Objective
Using the listing below, select the lines with the word "text" and copy them.

[START OF Task inputs]

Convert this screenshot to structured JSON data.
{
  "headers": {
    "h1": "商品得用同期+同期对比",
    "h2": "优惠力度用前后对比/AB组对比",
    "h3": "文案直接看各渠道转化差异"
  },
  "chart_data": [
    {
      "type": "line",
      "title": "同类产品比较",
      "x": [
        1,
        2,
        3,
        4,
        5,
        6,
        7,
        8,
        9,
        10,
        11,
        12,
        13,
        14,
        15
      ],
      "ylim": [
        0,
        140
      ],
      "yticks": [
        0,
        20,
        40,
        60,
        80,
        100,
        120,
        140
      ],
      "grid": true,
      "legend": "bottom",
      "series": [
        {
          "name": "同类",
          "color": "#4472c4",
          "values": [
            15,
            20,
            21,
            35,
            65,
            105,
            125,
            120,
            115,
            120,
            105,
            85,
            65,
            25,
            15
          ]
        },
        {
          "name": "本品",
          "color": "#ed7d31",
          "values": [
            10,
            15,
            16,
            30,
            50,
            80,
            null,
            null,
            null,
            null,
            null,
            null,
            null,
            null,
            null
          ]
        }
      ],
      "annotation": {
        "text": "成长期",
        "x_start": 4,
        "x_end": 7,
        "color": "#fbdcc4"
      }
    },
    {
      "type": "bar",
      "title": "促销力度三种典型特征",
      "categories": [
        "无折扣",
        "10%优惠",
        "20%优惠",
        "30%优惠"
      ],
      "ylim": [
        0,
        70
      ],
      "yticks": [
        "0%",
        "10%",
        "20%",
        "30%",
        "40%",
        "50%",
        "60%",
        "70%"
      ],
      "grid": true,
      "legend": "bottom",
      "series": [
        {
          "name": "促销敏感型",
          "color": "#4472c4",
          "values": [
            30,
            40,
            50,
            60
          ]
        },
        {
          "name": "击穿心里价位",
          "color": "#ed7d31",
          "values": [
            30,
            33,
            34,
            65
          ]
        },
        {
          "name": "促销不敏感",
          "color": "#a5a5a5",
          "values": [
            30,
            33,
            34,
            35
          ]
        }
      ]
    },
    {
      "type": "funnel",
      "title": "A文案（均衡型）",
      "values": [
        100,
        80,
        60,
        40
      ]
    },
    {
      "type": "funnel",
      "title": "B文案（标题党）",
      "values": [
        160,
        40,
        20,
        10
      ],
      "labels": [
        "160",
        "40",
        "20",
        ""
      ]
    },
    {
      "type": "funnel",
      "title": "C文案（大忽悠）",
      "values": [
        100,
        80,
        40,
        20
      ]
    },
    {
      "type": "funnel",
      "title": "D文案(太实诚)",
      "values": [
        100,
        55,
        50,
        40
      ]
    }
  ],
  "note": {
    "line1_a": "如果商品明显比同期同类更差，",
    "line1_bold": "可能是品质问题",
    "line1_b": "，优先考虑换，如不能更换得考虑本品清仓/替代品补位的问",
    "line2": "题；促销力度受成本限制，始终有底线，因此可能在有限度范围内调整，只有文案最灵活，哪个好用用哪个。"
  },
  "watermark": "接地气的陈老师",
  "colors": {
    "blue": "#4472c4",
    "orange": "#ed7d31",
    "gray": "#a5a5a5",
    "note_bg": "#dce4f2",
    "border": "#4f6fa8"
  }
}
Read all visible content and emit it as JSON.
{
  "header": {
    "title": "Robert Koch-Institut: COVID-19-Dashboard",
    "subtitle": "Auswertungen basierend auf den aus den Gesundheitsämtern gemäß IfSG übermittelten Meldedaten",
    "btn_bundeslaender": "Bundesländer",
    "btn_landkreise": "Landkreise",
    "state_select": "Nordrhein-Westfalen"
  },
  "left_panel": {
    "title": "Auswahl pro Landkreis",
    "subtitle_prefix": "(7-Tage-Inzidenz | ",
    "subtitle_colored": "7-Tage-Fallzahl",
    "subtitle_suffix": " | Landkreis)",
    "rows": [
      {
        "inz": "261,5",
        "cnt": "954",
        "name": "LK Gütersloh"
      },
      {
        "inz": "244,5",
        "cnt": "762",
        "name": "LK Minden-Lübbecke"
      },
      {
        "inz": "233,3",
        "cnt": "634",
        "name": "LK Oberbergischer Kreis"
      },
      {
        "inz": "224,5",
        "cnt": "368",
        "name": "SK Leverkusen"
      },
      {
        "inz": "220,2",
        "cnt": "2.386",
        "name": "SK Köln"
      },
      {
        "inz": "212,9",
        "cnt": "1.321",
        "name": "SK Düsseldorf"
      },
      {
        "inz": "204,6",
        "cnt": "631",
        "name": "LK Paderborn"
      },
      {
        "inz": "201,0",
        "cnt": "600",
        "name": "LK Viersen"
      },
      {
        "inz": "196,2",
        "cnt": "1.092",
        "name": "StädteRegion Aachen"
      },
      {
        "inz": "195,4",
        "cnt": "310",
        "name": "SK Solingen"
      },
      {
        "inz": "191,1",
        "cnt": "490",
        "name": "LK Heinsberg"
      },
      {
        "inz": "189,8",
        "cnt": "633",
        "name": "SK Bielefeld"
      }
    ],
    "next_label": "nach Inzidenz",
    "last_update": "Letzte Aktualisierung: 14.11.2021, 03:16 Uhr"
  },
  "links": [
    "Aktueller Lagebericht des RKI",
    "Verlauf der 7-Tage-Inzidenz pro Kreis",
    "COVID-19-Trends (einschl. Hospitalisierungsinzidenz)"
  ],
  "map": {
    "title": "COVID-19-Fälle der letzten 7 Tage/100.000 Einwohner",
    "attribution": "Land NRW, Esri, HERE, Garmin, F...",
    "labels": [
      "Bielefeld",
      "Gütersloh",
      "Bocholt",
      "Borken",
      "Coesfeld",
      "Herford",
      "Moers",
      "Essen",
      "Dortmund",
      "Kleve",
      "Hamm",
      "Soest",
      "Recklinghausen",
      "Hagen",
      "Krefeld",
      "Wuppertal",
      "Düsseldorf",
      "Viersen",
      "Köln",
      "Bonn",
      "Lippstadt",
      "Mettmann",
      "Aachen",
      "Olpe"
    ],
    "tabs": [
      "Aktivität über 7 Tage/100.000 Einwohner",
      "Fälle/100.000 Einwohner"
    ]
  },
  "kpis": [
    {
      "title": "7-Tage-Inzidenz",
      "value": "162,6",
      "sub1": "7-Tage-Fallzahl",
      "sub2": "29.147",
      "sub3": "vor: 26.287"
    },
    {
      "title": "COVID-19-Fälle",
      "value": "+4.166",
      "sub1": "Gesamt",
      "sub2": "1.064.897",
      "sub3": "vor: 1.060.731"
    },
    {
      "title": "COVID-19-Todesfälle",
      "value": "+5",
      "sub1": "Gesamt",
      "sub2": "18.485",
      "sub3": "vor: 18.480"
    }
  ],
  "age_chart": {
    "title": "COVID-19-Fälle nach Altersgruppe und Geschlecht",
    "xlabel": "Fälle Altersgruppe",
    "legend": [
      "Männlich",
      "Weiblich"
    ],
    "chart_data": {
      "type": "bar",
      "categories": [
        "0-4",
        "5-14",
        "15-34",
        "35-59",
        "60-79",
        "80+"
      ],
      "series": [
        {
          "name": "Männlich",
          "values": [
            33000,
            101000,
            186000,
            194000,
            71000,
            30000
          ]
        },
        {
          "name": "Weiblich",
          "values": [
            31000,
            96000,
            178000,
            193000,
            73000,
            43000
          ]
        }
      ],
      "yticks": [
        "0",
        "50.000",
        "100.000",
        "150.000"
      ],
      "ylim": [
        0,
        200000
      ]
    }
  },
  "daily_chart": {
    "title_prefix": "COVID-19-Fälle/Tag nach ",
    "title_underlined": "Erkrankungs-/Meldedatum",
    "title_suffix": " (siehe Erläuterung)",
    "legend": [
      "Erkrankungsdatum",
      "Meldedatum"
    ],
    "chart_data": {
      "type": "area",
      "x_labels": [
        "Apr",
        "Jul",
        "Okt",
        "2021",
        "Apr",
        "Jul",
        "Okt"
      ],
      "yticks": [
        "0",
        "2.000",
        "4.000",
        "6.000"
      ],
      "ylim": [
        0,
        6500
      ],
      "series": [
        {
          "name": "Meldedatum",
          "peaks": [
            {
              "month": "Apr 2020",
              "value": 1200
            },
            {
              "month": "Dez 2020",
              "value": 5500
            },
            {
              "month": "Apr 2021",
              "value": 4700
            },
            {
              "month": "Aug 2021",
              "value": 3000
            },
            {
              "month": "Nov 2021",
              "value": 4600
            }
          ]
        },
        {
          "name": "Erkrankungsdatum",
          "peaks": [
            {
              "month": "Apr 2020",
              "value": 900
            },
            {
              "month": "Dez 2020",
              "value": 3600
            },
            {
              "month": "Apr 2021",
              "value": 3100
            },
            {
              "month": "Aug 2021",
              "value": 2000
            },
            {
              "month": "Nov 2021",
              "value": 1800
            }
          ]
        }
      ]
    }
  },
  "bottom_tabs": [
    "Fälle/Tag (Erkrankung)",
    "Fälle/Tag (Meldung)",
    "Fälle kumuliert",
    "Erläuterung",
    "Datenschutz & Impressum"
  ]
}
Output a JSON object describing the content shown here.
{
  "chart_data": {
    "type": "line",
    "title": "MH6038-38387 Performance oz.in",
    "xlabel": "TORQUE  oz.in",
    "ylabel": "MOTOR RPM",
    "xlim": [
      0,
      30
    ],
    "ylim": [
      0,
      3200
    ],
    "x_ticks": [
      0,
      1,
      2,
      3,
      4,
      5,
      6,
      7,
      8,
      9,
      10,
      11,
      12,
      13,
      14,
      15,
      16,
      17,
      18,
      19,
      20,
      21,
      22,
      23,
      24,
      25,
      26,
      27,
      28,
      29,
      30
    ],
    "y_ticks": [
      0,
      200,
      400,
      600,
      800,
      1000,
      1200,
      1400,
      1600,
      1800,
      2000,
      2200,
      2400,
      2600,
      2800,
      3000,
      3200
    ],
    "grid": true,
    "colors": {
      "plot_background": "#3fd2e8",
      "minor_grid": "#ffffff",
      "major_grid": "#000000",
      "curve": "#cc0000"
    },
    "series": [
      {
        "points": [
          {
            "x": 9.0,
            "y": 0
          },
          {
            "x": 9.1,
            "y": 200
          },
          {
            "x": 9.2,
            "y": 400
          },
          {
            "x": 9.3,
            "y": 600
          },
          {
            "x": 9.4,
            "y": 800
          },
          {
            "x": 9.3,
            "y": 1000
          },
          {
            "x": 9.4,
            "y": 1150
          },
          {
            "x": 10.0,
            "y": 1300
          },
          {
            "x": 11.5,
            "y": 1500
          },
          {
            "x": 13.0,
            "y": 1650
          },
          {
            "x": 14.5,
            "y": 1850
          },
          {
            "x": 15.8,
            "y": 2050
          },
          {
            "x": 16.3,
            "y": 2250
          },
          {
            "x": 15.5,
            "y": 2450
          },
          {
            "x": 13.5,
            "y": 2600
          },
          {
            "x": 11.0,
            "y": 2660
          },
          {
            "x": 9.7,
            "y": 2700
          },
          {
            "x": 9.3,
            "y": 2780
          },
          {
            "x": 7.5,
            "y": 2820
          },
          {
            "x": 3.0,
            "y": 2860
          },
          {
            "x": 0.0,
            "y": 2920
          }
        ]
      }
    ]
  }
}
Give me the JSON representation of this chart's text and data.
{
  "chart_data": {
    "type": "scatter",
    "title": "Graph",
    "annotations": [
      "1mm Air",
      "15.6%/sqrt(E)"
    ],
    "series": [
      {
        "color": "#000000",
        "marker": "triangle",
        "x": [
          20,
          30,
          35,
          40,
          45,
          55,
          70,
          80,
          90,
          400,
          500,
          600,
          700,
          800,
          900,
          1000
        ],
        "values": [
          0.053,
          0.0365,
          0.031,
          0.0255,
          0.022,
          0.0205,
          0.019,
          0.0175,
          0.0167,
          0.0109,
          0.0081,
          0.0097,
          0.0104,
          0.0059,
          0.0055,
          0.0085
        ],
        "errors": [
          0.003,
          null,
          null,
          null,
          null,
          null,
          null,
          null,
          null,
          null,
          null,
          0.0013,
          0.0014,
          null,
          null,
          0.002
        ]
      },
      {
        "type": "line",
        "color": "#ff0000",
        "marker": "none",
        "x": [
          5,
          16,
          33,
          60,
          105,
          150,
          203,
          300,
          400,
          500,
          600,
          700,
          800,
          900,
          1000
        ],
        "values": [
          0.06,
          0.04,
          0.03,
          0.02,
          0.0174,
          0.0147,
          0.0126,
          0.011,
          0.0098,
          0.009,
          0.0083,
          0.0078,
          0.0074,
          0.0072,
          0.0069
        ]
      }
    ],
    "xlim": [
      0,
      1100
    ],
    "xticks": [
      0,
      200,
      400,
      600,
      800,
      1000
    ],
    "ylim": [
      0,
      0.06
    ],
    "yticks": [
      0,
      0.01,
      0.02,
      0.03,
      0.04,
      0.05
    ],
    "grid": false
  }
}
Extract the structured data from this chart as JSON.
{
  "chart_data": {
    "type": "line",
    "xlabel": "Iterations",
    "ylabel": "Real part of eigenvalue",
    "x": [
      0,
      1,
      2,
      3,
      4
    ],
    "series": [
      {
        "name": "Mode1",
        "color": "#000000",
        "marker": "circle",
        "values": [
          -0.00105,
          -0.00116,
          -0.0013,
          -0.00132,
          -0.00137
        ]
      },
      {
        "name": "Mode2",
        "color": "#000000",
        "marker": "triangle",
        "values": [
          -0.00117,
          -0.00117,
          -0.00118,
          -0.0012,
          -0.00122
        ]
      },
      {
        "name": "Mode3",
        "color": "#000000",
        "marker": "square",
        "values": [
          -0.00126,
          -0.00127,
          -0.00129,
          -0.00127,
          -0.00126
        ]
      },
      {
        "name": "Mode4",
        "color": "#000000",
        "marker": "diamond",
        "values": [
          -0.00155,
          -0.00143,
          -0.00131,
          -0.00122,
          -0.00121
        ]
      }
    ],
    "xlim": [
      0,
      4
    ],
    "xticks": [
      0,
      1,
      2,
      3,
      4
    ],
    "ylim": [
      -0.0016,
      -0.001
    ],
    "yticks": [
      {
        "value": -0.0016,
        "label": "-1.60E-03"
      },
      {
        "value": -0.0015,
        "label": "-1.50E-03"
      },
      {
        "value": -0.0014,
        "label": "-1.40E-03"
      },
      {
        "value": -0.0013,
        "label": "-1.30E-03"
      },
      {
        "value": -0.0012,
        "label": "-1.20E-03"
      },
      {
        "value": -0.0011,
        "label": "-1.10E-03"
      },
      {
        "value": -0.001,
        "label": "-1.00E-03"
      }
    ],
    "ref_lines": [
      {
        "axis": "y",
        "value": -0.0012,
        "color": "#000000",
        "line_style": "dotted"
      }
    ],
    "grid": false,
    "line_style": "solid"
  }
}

[END OF Task inputs]

Solved exercise
        "text": "成长期",
Give me the JSON representation of this chart's text and data.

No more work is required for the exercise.